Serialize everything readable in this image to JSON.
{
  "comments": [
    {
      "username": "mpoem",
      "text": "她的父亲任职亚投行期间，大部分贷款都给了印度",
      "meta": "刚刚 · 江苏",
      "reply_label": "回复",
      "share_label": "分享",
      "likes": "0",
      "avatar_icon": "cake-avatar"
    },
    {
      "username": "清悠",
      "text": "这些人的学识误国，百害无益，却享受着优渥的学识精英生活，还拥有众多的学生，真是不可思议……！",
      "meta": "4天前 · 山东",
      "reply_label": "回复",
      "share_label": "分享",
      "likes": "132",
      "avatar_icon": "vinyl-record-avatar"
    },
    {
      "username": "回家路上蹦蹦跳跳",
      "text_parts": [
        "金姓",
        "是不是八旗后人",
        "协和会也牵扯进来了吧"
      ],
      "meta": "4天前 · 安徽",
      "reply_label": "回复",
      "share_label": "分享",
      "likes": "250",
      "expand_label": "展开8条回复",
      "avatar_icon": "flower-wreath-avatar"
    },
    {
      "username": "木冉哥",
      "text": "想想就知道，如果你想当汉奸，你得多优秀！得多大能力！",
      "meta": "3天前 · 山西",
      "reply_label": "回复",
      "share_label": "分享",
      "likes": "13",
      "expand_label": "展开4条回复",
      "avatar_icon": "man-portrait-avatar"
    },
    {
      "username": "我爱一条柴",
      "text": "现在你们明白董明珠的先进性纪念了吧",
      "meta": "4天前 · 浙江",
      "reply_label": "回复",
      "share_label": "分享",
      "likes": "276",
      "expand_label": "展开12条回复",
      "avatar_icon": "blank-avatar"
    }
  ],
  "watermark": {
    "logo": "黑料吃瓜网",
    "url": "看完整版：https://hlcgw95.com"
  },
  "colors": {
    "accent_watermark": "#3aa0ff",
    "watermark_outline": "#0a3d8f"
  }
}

◇ ◇ ◇ ◇

Exercise requirements: Please output the entire listing exactly as it stands.

Output of the task:
Serialize everything readable in this image to JSON.
{
  "comments": [
    {
      "username": "mpoem",
      "text": "她的父亲任职亚投行期间，大部分贷款都给了印度",
      "meta": "刚刚 · 江苏",
      "reply_label": "回复",
      "share_label": "分享",
      "likes": "0",
      "avatar_icon": "cake-avatar"
    },
    {
      "username": "清悠",
      "text": "这些人的学识误国，百害无益，却享受着优渥的学识精英生活，还拥有众多的学生，真是不可思议……！",
      "meta": "4天前 · 山东",
      "reply_label": "回复",
      "share_label": "分享",
      "likes": "132",
      "avatar_icon": "vinyl-record-avatar"
    },
    {
      "username": "回家路上蹦蹦跳跳",
      "text_parts": [
        "金姓",
        "是不是八旗后人",
        "协和会也牵扯进来了吧"
      ],
      "meta": "4天前 · 安徽",
      "reply_label": "回复",
      "share_label": "分享",
      "likes": "250",
      "expand_label": "展开8条回复",
      "avatar_icon": "flower-wreath-avatar"
    },
    {
      "username": "木冉哥",
      "text": "想想就知道，如果你想当汉奸，你得多优秀！得多大能力！",
      "meta": "3天前 · 山西",
      "reply_label": "回复",
      "share_label": "分享",
      "likes": "13",
      "expand_label": "展开4条回复",
      "avatar_icon": "man-portrait-avatar"
    },
    {
      "username": "我爱一条柴",
      "text": "现在你们明白董明珠的先进性纪念了吧",
      "meta": "4天前 · 浙江",
      "reply_label": "回复",
      "share_label": "分享",
      "likes": "276",
      "expand_label": "展开12条回复",
      "avatar_icon": "blank-avatar"
    }
  ],
  "watermark": {
    "logo": "黑料吃瓜网",
    "url": "看完整版：https://hlcgw95.com"
  },
  "colors": {
    "accent_watermark": "#3aa0ff",
    "watermark_outline": "#0a3d8f"
  }
}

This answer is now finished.